:: DESCRIPTION OF THE TASK ::
Copy every entry exactly as given, minus the images.

:: DATA ROWS ::
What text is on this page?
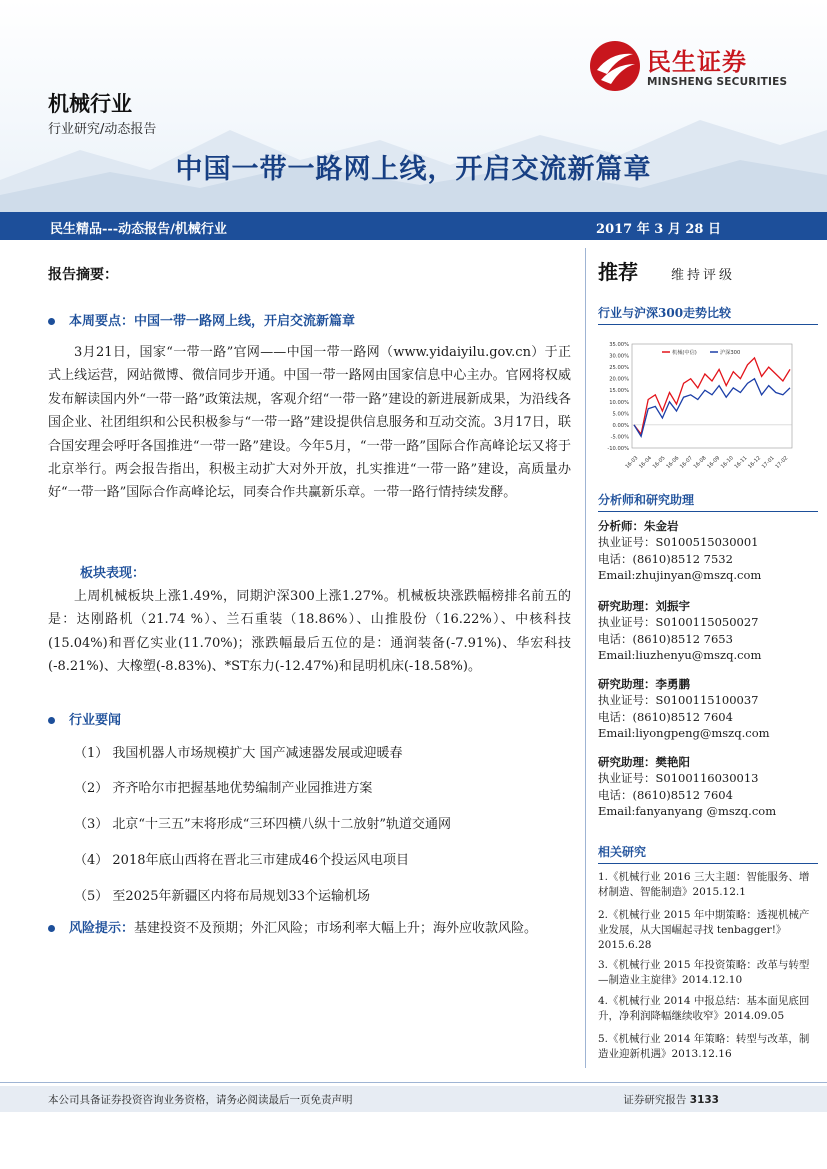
机械行业
行业研究/动态报告
中国一带一路网上线，开启交流新篇章
民生证券
MINSHENG SECURITIES
民生精品---动态报告/机械行业	2017 年 3 月 28 日
报告摘要：
本周要点：中国一带一路网上线，开启交流新篇章

3月21日，国家“一带一路”官网——中国一带一路网（www.yidaiyilu.gov.cn）于正式上线运营，网站微博、微信同步开通。中国一带一路网由国家信息中心主办。官网将权威发布解读国内外“一带一路”政策法规，客观介绍“一带一路”建设的新进展新成果，为沿线各国企业、社团组织和公民积极参与“一带一路”建设提供信息服务和互动交流。3月17日，联合国安理会呼吁各国推进“一带一路”建设。今年5月，“一带一路”国际合作高峰论坛又将于北京举行。两会报告指出，积极主动扩大对外开放，扎实推进“一带一路”建设，高质量办好“一带一路”国际合作高峰论坛，同奏合作共赢新乐章。一带一路行情持续发酵。

板块表现：

上周机械板块上涨1.49%，同期沪深300上涨1.27%。机械板块涨跌幅榜排名前五的是：达刚路机（21.74 %）、兰石重装（18.86%）、山推股份（16.22%）、中核科技(15.04%)和晋亿实业(11.70%)；涨跌幅最后五位的是：通润装备(-7.91%)、华宏科技(-8.21%)、大橡塑(-8.83%)、*ST东力(-12.47%)和昆明机床(-18.58%)。

行业要闻
（1） 我国机器人市场规模扩大 国产减速器发展或迎暖春
（2） 齐齐哈尔市把握基地优势编制产业园推进方案
（3） 北京“十三五”末将形成“三环四横八纵十二放射”轨道交通网
（4） 2018年底山西将在晋北三市建成46个投运风电项目
（5） 至2025年新疆区内将布局规划33个运输机场
风险提示：基建投资不及预期；外汇风险；市场利率大幅上升；海外应收款风险。
推荐	维持评级
行业与沪深300走势比较
35.00%
30.00%
25.00%
20.00%
15.00%
10.00%
5.00%
0.00%
-5.00%
-10.00%
16-03
16-04
16-05
16-06
16-07
16-08
16-09
16-10
16-11
16-12
17-01
17-02
机械(中信)	沪深300
分析师和研究助理
分析师：朱金岩
执业证号：S0100515030001
电话：(8610)8512 7532
Email:zhujinyan@mszq.com
研究助理：刘振宇
执业证号：S0100115050027
电话：(8610)8512 7653
Email:liuzhenyu@mszq.com
研究助理：李勇鹏
执业证号：S0100115100037
电话：(8610)8512 7604
Email:liyongpeng@mszq.com
研究助理：樊艳阳
执业证号：S0100116030013
电话：(8610)8512 7604
Email:fanyanyang @mszq.com
相关研究
1.《机械行业 2016 三大主题：智能服务、增材制造、智能制造》2015.12.1
2.《机械行业 2015 年中期策略：透视机械产业发展，从大国崛起寻找 tenbagger!》2015.6.28
3.《机械行业 2015 年投资策略：改革与转型—制造业主旋律》2014.12.10
4.《机械行业 2014 中报总结：基本面见底回升，净利润降幅继续收窄》2014.09.05
5.《机械行业 2014 年策略：转型与改革，制造业迎新机遇》2013.12.16
本公司具备证券投资咨询业务资格，请务必阅读最后一页免责声明	证券研究报告 3133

:: WRITTEN SOLUTION ::
What text is on this page?
机械行业
行业研究/动态报告
中国一带一路网上线，开启交流新篇章
民生证券
MINSHENG SECURITIES
民生精品---动态报告/机械行业	2017 年 3 月 28 日
报告摘要：
本周要点：中国一带一路网上线，开启交流新篇章

3月21日，国家“一带一路”官网——中国一带一路网（www.yidaiyilu.gov.cn）于正式上线运营，网站微博、微信同步开通。中国一带一路网由国家信息中心主办。官网将权威发布解读国内外“一带一路”政策法规，客观介绍“一带一路”建设的新进展新成果，为沿线各国企业、社团组织和公民积极参与“一带一路”建设提供信息服务和互动交流。3月17日，联合国安理会呼吁各国推进“一带一路”建设。今年5月，“一带一路”国际合作高峰论坛又将于北京举行。两会报告指出，积极主动扩大对外开放，扎实推进“一带一路”建设，高质量办好“一带一路”国际合作高峰论坛，同奏合作共赢新乐章。一带一路行情持续发酵。

板块表现：

上周机械板块上涨1.49%，同期沪深300上涨1.27%。机械板块涨跌幅榜排名前五的是：达刚路机（21.74 %）、兰石重装（18.86%）、山推股份（16.22%）、中核科技(15.04%)和晋亿实业(11.70%)；涨跌幅最后五位的是：通润装备(-7.91%)、华宏科技(-8.21%)、大橡塑(-8.83%)、*ST东力(-12.47%)和昆明机床(-18.58%)。

行业要闻
（1） 我国机器人市场规模扩大 国产减速器发展或迎暖春
（2） 齐齐哈尔市把握基地优势编制产业园推进方案
（3） 北京“十三五”末将形成“三环四横八纵十二放射”轨道交通网
（4） 2018年底山西将在晋北三市建成46个投运风电项目
（5） 至2025年新疆区内将布局规划33个运输机场
风险提示：基建投资不及预期；外汇风险；市场利率大幅上升；海外应收款风险。
推荐	维持评级
行业与沪深300走势比较
35.00%
30.00%
25.00%
20.00%
15.00%
10.00%
5.00%
0.00%
-5.00%
-10.00%
16-03
16-04
16-05
16-06
16-07
16-08
16-09
16-10
16-11
16-12
17-01
17-02
机械(中信)	沪深300
分析师和研究助理
分析师：朱金岩
执业证号：S0100515030001
电话：(8610)8512 7532
Email:zhujinyan@mszq.com
研究助理：刘振宇
执业证号：S0100115050027
电话：(8610)8512 7653
Email:liuzhenyu@mszq.com
研究助理：李勇鹏
执业证号：S0100115100037
电话：(8610)8512 7604
Email:liyongpeng@mszq.com
研究助理：樊艳阳
执业证号：S0100116030013
电话：(8610)8512 7604
Email:fanyanyang @mszq.com
相关研究
1.《机械行业 2016 三大主题：智能服务、增材制造、智能制造》2015.12.1
2.《机械行业 2015 年中期策略：透视机械产业发展，从大国崛起寻找 tenbagger!》2015.6.28
3.《机械行业 2015 年投资策略：改革与转型—制造业主旋律》2014.12.10
4.《机械行业 2014 中报总结：基本面见底回升，净利润降幅继续收窄》2014.09.05
5.《机械行业 2014 年策略：转型与改革，制造业迎新机遇》2013.12.16
本公司具备证券投资咨询业务资格，请务必阅读最后一页免责声明	证券研究报告 3133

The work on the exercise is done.